§ **TASK TO CARRY OUT**:
Can you print every one of the lines below exactly as they appear, leaving the pictures out of your answer?

>> START DATASET EXTRACT

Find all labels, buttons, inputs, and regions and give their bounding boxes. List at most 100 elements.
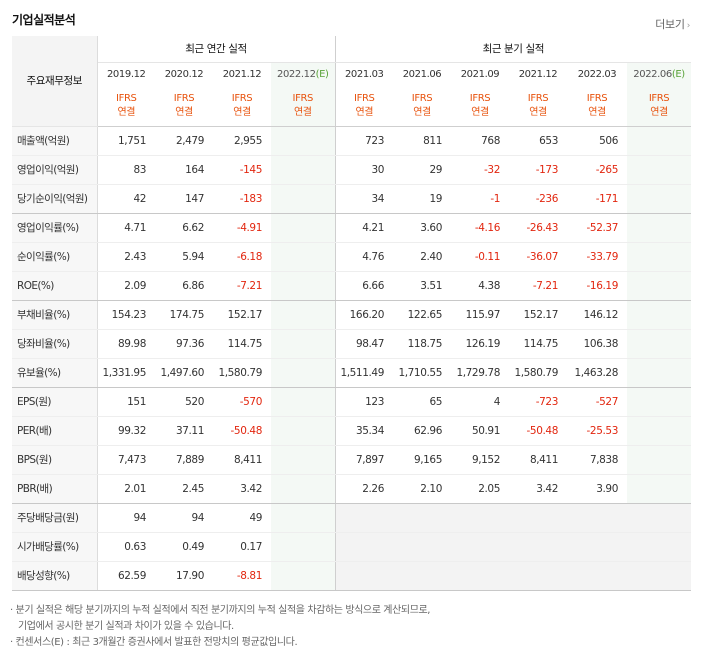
value-cell: [567, 532, 627, 562]
value-cell: 1,463.28: [567, 358, 627, 388]
ifrs-text: IFRS: [354, 92, 375, 104]
value-cell: 62.96: [393, 416, 451, 446]
ifrs-basis-label: IFRS 연결: [393, 86, 451, 127]
value-cell: 4.71: [97, 213, 155, 243]
ifrs-text: IFRS: [292, 92, 314, 104]
more-link-label: 더보기: [655, 18, 685, 31]
value-cell: [271, 242, 336, 272]
chevron-right-icon: ›: [686, 21, 691, 31]
value-cell: 35.34: [335, 416, 393, 446]
row-header-label: 주요재무정보: [12, 36, 98, 127]
value-cell: 1,710.55: [393, 358, 451, 388]
value-cell: 7,889: [155, 445, 213, 475]
row-label: 배당성향(%): [12, 561, 98, 591]
value-cell: [627, 561, 692, 591]
table-row: 시가배당률(%) 0.63 0.49 0.17: [12, 532, 692, 562]
value-cell: 7,473: [97, 445, 155, 475]
value-cell: 65: [393, 387, 451, 417]
value-cell: 29: [393, 155, 451, 185]
row-label: PBR(배): [12, 474, 98, 504]
consolidated-text: 연결: [355, 106, 374, 118]
value-cell: [393, 503, 451, 533]
row-label: 당기순이익(억원): [12, 184, 98, 214]
row-label: BPS(원): [12, 445, 98, 475]
consolidated-text: 연결: [233, 106, 251, 118]
value-cell: -236: [509, 184, 567, 214]
value-cell: [271, 416, 336, 446]
value-cell: 768: [451, 126, 509, 156]
value-cell: 1,497.60: [155, 358, 213, 388]
table-row: 유보율(%) 1,331.95 1,497.60 1,580.79 1,511.49 1,…: [12, 358, 692, 388]
value-cell: [509, 561, 567, 591]
value-cell: 166.20: [335, 300, 393, 330]
value-cell: -4.16: [451, 213, 509, 243]
value-cell: 723: [335, 126, 393, 156]
consolidated-text: 연결: [471, 106, 489, 118]
value-cell: 19: [393, 184, 451, 214]
estimate-mark: (E): [671, 68, 685, 80]
value-cell: 4: [451, 387, 509, 417]
value-cell: 106.38: [567, 329, 627, 359]
value-cell: [271, 271, 336, 301]
value-cell: [627, 242, 692, 272]
value-cell: 17.90: [155, 561, 213, 591]
value-cell: [271, 358, 336, 388]
value-cell: 2,479: [155, 126, 213, 156]
value-cell: 3.60: [393, 213, 451, 243]
value-cell: [627, 387, 692, 417]
value-cell: [271, 329, 336, 359]
period-header: 2020.12: [164, 68, 204, 80]
group-annual-header: 최근 연간 실적: [97, 36, 336, 63]
period-label: 2022.06: [633, 68, 672, 80]
ifrs-basis-label: IFRS 연결: [97, 86, 155, 127]
table-row: 매출액(억원) 1,751 2,479 2,955 723 811 768 653 506: [12, 126, 692, 156]
value-cell: [627, 271, 692, 301]
ifrs-basis-label: IFRS 연결: [271, 86, 336, 127]
value-cell: 2.45: [155, 474, 213, 504]
table-row: 부채비율(%) 154.23 174.75 152.17 166.20 122.65 115…: [12, 300, 692, 330]
period-header: 2021.12: [518, 68, 558, 80]
value-cell: [627, 126, 692, 156]
value-cell: 114.75: [509, 329, 567, 359]
group-quarterly-header: 최근 분기 실적: [335, 36, 692, 63]
value-cell: 123: [335, 387, 393, 417]
value-cell: [335, 561, 393, 591]
value-cell: -527: [567, 387, 627, 417]
value-cell: [627, 445, 692, 475]
value-cell: -265: [567, 155, 627, 185]
more-link[interactable]: 더보기 ›: [655, 16, 690, 32]
ifrs-text: IFRS: [648, 92, 670, 104]
value-cell: 520: [155, 387, 213, 417]
value-cell: [627, 155, 692, 185]
row-label: 주당배당금(원): [12, 503, 98, 533]
value-cell: [627, 358, 692, 388]
value-cell: 50.91: [451, 416, 509, 446]
period-header: 2019.12: [106, 68, 146, 80]
ifrs-basis-label: IFRS 연결: [335, 86, 393, 127]
value-cell: [271, 184, 336, 214]
consolidated-text: 연결: [588, 106, 606, 118]
value-cell: [393, 532, 451, 562]
value-cell: 506: [567, 126, 627, 156]
financial-summary-table: 주요재무정보 최근 연간 실적 최근 분기 실적 2019.12 2020.12…: [12, 36, 692, 591]
value-cell: [627, 329, 692, 359]
value-cell: 7,838: [567, 445, 627, 475]
value-cell: -32: [451, 155, 509, 185]
consolidated-text: 연결: [413, 106, 431, 118]
value-cell: 30: [335, 155, 393, 185]
value-cell: -16.19: [567, 271, 627, 301]
value-cell: -145: [213, 155, 271, 185]
footnotes: · 분기 실적은 해당 분기까지의 누적 실적에서 직전 분기까지의 누적 실적…: [10, 603, 430, 651]
consolidated-text: 연결: [650, 106, 668, 118]
value-cell: 97.36: [155, 329, 213, 359]
value-cell: [271, 532, 336, 562]
value-cell: 94: [97, 503, 155, 533]
ifrs-basis-label: IFRS 연결: [213, 86, 271, 127]
value-cell: 2.43: [97, 242, 155, 272]
value-cell: -25.53: [567, 416, 627, 446]
value-cell: 2.40: [393, 242, 451, 272]
ifrs-text: IFRS: [469, 92, 491, 104]
value-cell: 1,331.95: [97, 358, 155, 388]
value-cell: 114.75: [213, 329, 271, 359]
period-header: 2021.06: [402, 68, 442, 80]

>> END DATASET EXTRACT

§ **CORRECT RESULT**:
Find all labels, buttons, inputs, and regions and give their bounding boxes. List at most 100 elements.
value-cell: [567, 532, 627, 562]
value-cell: 1,463.28: [567, 358, 627, 388]
ifrs-text: IFRS: [354, 92, 375, 104]
value-cell: 62.96: [393, 416, 451, 446]
ifrs-basis-label: IFRS 연결: [393, 86, 451, 127]
value-cell: 4.71: [97, 213, 155, 243]
ifrs-text: IFRS: [292, 92, 314, 104]
more-link-label: 더보기: [655, 18, 685, 31]
value-cell: [271, 242, 336, 272]
chevron-right-icon: ›: [686, 21, 691, 31]
value-cell: 35.34: [335, 416, 393, 446]
row-header-label: 주요재무정보: [12, 36, 98, 127]
value-cell: 1,710.55: [393, 358, 451, 388]
value-cell: 7,889: [155, 445, 213, 475]
row-label: 배당성향(%): [12, 561, 98, 591]
value-cell: [627, 561, 692, 591]
table-row: 시가배당률(%) 0.63 0.49 0.17: [12, 532, 692, 562]
value-cell: 7,473: [97, 445, 155, 475]
value-cell: 65: [393, 387, 451, 417]
value-cell: 29: [393, 155, 451, 185]
row-label: PBR(배): [12, 474, 98, 504]
consolidated-text: 연결: [355, 106, 374, 118]
value-cell: [393, 503, 451, 533]
row-label: 당기순이익(억원): [12, 184, 98, 214]
row-label: BPS(원): [12, 445, 98, 475]
consolidated-text: 연결: [233, 106, 251, 118]
value-cell: -236: [509, 184, 567, 214]
value-cell: [271, 416, 336, 446]
value-cell: 768: [451, 126, 509, 156]
value-cell: 1,497.60: [155, 358, 213, 388]
table-row: 유보율(%) 1,331.95 1,497.60 1,580.79 1,511.49 1,…: [12, 358, 692, 388]
value-cell: [509, 561, 567, 591]
value-cell: 166.20: [335, 300, 393, 330]
value-cell: -4.16: [451, 213, 509, 243]
value-cell: 723: [335, 126, 393, 156]
consolidated-text: 연결: [471, 106, 489, 118]
value-cell: 19: [393, 184, 451, 214]
estimate-mark: (E): [671, 68, 685, 80]
value-cell: 4: [451, 387, 509, 417]
value-cell: 106.38: [567, 329, 627, 359]
value-cell: [271, 271, 336, 301]
value-cell: [627, 242, 692, 272]
value-cell: 17.90: [155, 561, 213, 591]
value-cell: [271, 358, 336, 388]
value-cell: 2,479: [155, 126, 213, 156]
value-cell: 3.60: [393, 213, 451, 243]
value-cell: [627, 387, 692, 417]
value-cell: [271, 329, 336, 359]
period-header: 2020.12: [164, 68, 204, 80]
group-annual-header: 최근 연간 실적: [97, 36, 336, 63]
period-label: 2022.06: [633, 68, 672, 80]
ifrs-basis-label: IFRS 연결: [97, 86, 155, 127]
table-row: 매출액(억원) 1,751 2,479 2,955 723 811 768 653 506: [12, 126, 692, 156]
value-cell: [627, 271, 692, 301]
ifrs-basis-label: IFRS 연결: [271, 86, 336, 127]
value-cell: 2.45: [155, 474, 213, 504]
table-row: 부채비율(%) 154.23 174.75 152.17 166.20 122.65 115…: [12, 300, 692, 330]
period-header: 2021.12: [518, 68, 558, 80]
value-cell: [627, 126, 692, 156]
value-cell: 114.75: [509, 329, 567, 359]
group-quarterly-header: 최근 분기 실적: [335, 36, 692, 63]
value-cell: 123: [335, 387, 393, 417]
value-cell: [335, 561, 393, 591]
value-cell: -527: [567, 387, 627, 417]
value-cell: [627, 445, 692, 475]
value-cell: -265: [567, 155, 627, 185]
more-link[interactable]: 더보기 ›: [655, 16, 690, 32]
ifrs-text: IFRS: [648, 92, 670, 104]
value-cell: 520: [155, 387, 213, 417]
value-cell: [627, 155, 692, 185]
row-label: 주당배당금(원): [12, 503, 98, 533]
value-cell: [627, 358, 692, 388]
value-cell: 50.91: [451, 416, 509, 446]
period-header: 2019.12: [106, 68, 146, 80]
ifrs-basis-label: IFRS 연결: [335, 86, 393, 127]
value-cell: [271, 184, 336, 214]
consolidated-text: 연결: [588, 106, 606, 118]
value-cell: [393, 532, 451, 562]
value-cell: 506: [567, 126, 627, 156]
financial-summary-table: 주요재무정보 최근 연간 실적 최근 분기 실적 2019.12 2020.12…: [12, 36, 692, 591]
value-cell: [627, 329, 692, 359]
value-cell: 7,838: [567, 445, 627, 475]
value-cell: -32: [451, 155, 509, 185]
consolidated-text: 연결: [413, 106, 431, 118]
value-cell: 30: [335, 155, 393, 185]
value-cell: -16.19: [567, 271, 627, 301]
value-cell: -145: [213, 155, 271, 185]
footnotes: · 분기 실적은 해당 분기까지의 누적 실적에서 직전 분기까지의 누적 실적…: [10, 603, 430, 651]
consolidated-text: 연결: [650, 106, 668, 118]
value-cell: 97.36: [155, 329, 213, 359]
value-cell: [271, 532, 336, 562]
value-cell: 94: [97, 503, 155, 533]
ifrs-basis-label: IFRS 연결: [213, 86, 271, 127]
value-cell: 2.43: [97, 242, 155, 272]
value-cell: -25.53: [567, 416, 627, 446]
value-cell: 2.40: [393, 242, 451, 272]
ifrs-text: IFRS: [469, 92, 491, 104]
value-cell: 1,331.95: [97, 358, 155, 388]
value-cell: 114.75: [213, 329, 271, 359]
period-header: 2021.06: [402, 68, 442, 80]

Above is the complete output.